AIM:
Take every line that has the string "JSON" and copy it out.

━━━ SOURCE MATERIAL

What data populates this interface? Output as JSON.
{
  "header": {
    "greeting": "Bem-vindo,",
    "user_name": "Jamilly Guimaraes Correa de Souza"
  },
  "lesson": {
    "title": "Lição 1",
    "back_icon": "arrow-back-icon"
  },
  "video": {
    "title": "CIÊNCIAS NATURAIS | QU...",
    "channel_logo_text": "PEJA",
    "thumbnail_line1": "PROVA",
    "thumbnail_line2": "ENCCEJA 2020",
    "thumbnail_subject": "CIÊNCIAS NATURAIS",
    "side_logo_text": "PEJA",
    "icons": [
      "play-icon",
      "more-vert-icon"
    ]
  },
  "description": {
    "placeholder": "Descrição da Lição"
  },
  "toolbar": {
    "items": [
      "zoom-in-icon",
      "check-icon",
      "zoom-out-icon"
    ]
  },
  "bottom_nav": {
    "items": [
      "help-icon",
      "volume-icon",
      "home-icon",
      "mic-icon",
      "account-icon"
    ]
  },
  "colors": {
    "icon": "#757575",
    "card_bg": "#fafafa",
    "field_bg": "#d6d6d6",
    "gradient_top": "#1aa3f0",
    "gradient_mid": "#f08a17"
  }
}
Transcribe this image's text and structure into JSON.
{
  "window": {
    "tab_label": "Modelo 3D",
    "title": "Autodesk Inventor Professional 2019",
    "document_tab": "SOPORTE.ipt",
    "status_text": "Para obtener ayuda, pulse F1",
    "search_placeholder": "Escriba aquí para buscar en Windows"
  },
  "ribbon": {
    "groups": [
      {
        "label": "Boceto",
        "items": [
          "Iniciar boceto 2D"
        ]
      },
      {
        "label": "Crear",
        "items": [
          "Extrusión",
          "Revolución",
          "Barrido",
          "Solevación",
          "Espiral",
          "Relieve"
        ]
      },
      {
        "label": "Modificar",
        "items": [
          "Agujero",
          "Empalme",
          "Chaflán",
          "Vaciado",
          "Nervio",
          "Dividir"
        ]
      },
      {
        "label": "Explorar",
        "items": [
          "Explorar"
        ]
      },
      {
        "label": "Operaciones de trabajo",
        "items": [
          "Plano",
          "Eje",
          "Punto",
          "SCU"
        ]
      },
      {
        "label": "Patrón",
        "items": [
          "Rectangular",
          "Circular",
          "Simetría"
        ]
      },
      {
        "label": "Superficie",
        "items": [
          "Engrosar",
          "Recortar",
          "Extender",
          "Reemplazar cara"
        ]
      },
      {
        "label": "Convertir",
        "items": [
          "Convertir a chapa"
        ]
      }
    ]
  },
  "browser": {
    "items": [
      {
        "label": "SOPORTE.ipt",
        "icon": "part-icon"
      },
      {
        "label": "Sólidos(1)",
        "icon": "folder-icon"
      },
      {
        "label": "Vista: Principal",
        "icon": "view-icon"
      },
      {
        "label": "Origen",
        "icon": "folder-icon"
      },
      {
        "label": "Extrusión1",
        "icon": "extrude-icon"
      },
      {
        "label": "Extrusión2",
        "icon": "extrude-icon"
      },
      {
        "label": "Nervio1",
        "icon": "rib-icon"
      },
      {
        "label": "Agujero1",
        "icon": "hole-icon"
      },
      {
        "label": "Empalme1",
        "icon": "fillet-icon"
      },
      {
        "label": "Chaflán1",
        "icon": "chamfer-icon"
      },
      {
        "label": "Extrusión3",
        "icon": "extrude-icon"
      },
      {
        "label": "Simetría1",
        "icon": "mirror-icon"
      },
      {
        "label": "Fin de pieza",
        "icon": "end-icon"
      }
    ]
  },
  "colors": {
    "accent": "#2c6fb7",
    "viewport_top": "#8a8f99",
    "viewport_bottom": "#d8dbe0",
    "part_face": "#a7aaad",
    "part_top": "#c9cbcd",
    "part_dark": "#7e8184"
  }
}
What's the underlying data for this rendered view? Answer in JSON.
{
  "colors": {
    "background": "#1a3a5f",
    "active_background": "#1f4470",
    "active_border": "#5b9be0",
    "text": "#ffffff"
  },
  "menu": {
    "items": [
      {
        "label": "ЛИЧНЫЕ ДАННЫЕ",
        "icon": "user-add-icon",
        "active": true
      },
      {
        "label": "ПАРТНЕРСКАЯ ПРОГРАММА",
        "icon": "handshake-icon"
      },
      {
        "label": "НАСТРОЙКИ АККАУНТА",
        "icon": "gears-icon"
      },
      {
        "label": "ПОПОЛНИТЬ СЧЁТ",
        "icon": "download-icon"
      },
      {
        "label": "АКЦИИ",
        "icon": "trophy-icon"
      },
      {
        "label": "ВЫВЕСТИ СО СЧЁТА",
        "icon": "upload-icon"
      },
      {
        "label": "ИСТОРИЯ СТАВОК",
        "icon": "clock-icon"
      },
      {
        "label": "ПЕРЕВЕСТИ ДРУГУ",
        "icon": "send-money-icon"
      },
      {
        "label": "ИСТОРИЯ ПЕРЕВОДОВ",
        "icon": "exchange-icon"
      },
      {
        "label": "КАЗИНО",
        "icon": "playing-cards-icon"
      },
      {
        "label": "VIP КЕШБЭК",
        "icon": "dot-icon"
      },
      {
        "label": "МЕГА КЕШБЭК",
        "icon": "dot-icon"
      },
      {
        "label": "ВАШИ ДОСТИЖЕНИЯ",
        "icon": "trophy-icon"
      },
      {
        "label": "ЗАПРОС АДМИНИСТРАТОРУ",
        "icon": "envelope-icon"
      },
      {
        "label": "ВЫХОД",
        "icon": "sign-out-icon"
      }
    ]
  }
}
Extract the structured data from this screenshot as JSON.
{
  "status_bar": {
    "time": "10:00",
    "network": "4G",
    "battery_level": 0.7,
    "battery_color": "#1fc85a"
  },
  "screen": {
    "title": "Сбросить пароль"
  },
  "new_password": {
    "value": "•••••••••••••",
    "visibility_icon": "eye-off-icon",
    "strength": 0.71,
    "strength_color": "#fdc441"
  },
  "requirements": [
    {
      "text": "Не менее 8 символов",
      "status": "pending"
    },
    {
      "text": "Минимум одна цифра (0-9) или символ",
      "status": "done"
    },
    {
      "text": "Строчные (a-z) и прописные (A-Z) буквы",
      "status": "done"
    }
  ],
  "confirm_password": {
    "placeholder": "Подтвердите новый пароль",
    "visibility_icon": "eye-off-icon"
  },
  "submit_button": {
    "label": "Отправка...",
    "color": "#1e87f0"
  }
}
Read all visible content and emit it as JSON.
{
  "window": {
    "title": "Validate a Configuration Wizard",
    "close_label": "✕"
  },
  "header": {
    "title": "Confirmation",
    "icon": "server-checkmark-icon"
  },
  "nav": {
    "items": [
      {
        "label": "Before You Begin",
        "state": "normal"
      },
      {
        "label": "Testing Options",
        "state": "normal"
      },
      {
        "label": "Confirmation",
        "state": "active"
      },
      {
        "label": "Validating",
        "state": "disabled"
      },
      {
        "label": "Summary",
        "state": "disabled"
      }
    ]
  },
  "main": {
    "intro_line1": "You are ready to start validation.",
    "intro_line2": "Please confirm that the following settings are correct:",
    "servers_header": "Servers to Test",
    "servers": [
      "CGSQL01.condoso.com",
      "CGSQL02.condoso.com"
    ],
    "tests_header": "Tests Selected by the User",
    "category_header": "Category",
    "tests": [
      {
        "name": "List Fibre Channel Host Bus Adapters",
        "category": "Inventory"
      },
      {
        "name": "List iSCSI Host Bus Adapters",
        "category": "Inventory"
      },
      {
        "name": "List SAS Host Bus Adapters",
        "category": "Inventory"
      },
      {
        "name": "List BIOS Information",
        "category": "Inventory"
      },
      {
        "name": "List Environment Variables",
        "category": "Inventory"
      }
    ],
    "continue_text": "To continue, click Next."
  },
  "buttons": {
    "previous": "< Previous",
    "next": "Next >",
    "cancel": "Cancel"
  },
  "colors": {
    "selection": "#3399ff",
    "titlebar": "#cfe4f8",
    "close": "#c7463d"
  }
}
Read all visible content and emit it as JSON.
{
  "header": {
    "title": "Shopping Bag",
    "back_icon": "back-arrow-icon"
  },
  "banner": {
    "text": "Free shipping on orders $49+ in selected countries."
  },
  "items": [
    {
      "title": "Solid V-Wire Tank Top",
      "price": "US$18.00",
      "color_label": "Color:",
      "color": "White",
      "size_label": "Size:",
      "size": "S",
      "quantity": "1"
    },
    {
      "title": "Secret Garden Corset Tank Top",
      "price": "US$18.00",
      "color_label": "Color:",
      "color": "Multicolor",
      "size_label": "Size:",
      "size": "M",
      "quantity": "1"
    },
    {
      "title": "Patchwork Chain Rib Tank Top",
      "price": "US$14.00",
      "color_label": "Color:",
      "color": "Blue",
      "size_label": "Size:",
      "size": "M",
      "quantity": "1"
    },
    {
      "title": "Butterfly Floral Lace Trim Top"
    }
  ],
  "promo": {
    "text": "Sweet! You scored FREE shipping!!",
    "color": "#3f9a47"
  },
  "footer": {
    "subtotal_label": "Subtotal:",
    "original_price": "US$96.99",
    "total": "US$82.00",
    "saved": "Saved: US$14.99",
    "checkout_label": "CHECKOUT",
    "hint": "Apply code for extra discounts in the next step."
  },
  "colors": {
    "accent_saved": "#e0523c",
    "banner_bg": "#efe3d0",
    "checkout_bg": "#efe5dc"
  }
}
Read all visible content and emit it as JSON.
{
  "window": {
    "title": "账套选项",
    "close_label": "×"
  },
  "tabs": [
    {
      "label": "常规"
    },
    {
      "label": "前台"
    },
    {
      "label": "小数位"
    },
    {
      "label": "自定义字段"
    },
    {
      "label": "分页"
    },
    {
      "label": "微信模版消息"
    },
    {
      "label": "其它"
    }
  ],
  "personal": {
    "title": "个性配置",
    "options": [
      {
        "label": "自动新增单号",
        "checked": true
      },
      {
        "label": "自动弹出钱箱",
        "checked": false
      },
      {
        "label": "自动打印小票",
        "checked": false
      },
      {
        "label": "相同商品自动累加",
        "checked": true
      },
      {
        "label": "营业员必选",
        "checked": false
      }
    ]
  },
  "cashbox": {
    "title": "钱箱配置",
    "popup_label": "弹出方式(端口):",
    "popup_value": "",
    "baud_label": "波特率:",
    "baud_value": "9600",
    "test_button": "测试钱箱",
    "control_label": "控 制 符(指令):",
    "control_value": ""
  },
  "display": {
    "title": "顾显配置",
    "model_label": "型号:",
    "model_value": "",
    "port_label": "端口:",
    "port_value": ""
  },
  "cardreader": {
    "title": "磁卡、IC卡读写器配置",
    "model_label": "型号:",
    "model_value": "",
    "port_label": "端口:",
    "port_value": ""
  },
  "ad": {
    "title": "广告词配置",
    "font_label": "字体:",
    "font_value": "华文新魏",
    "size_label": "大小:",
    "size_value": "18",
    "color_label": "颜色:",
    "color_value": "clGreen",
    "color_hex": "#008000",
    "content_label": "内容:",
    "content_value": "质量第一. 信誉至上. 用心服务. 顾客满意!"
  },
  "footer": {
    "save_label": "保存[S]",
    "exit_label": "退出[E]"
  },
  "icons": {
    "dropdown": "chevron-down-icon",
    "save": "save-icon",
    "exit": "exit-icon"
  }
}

━━━━━━

EXERCISE RESPONSE:
What data populates this interface? Output as JSON.
Transcribe this image's text and structure into JSON.
What's the underlying data for this rendered view? Answer in JSON.
Extract the structured data from this screenshot as JSON.
Read all visible content and emit it as JSON.
Read all visible content and emit it as JSON.
Read all visible content and emit it as JSON.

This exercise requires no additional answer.